--- BEGIN INPUT DATA ---

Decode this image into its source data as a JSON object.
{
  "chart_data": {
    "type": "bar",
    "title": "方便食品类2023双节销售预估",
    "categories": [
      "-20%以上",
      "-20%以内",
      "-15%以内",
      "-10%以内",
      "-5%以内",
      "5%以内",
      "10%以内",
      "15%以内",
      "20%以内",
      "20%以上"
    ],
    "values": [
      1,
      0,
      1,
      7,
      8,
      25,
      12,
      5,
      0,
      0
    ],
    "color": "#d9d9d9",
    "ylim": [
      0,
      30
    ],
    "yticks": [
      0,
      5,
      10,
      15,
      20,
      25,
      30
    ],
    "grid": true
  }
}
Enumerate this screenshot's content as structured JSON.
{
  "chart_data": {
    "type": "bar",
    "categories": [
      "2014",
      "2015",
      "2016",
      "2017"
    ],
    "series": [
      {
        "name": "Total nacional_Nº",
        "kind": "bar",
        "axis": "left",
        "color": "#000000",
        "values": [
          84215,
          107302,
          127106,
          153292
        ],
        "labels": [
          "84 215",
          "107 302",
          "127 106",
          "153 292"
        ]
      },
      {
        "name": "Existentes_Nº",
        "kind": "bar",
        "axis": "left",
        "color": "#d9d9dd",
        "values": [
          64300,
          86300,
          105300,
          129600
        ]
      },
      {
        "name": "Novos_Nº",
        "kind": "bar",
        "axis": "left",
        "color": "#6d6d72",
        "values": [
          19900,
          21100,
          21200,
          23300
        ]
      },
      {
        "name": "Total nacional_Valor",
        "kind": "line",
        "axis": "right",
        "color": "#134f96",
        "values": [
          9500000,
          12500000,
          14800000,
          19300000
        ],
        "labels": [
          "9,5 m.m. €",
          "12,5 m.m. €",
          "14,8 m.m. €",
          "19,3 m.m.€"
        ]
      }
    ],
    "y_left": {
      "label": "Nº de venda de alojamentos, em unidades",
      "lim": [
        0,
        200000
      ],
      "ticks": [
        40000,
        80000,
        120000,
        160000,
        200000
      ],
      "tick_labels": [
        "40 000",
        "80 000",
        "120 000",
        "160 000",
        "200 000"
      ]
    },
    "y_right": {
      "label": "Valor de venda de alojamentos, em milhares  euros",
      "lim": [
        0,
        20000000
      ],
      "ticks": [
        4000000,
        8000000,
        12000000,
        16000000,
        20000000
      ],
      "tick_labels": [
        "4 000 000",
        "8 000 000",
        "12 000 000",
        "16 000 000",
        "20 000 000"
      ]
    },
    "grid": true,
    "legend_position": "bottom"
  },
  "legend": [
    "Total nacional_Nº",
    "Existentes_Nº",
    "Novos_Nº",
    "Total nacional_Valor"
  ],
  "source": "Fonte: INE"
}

--- END INPUT DATA ---

_STATED PROBLEM_
From the preceding material, extract every line exactly.

_OUTPUT OF THE EXERCISE_
Decode this image into its source data as a JSON object.
{
  "chart_data": {
    "type": "bar",
    "title": "方便食品类2023双节销售预估",
    "categories": [
      "-20%以上",
      "-20%以内",
      "-15%以内",
      "-10%以内",
      "-5%以内",
      "5%以内",
      "10%以内",
      "15%以内",
      "20%以内",
      "20%以上"
    ],
    "values": [
      1,
      0,
      1,
      7,
      8,
      25,
      12,
      5,
      0,
      0
    ],
    "color": "#d9d9d9",
    "ylim": [
      0,
      30
    ],
    "yticks": [
      0,
      5,
      10,
      15,
      20,
      25,
      30
    ],
    "grid": true
  }
}
Enumerate this screenshot's content as structured JSON.
{
  "chart_data": {
    "type": "bar",
    "categories": [
      "2014",
      "2015",
      "2016",
      "2017"
    ],
    "series": [
      {
        "name": "Total nacional_Nº",
        "kind": "bar",
        "axis": "left",
        "color": "#000000",
        "values": [
          84215,
          107302,
          127106,
          153292
        ],
        "labels": [
          "84 215",
          "107 302",
          "127 106",
          "153 292"
        ]
      },
      {
        "name": "Existentes_Nº",
        "kind": "bar",
        "axis": "left",
        "color": "#d9d9dd",
        "values": [
          64300,
          86300,
          105300,
          129600
        ]
      },
      {
        "name": "Novos_Nº",
        "kind": "bar",
        "axis": "left",
        "color": "#6d6d72",
        "values": [
          19900,
          21100,
          21200,
          23300
        ]
      },
      {
        "name": "Total nacional_Valor",
        "kind": "line",
        "axis": "right",
        "color": "#134f96",
        "values": [
          9500000,
          12500000,
          14800000,
          19300000
        ],
        "labels": [
          "9,5 m.m. €",
          "12,5 m.m. €",
          "14,8 m.m. €",
          "19,3 m.m.€"
        ]
      }
    ],
    "y_left": {
      "label": "Nº de venda de alojamentos, em unidades",
      "lim": [
        0,
        200000
      ],
      "ticks": [
        40000,
        80000,
        120000,
        160000,
        200000
      ],
      "tick_labels": [
        "40 000",
        "80 000",
        "120 000",
        "160 000",
        "200 000"
      ]
    },
    "y_right": {
      "label": "Valor de venda de alojamentos, em milhares  euros",
      "lim": [
        0,
        20000000
      ],
      "ticks": [
        4000000,
        8000000,
        12000000,
        16000000,
        20000000
      ],
      "tick_labels": [
        "4 000 000",
        "8 000 000",
        "12 000 000",
        "16 000 000",
        "20 000 000"
      ]
    },
    "grid": true,
    "legend_position": "bottom"
  },
  "legend": [
    "Total nacional_Nº",
    "Existentes_Nº",
    "Novos_Nº",
    "Total nacional_Valor"
  ],
  "source": "Fonte: INE"
}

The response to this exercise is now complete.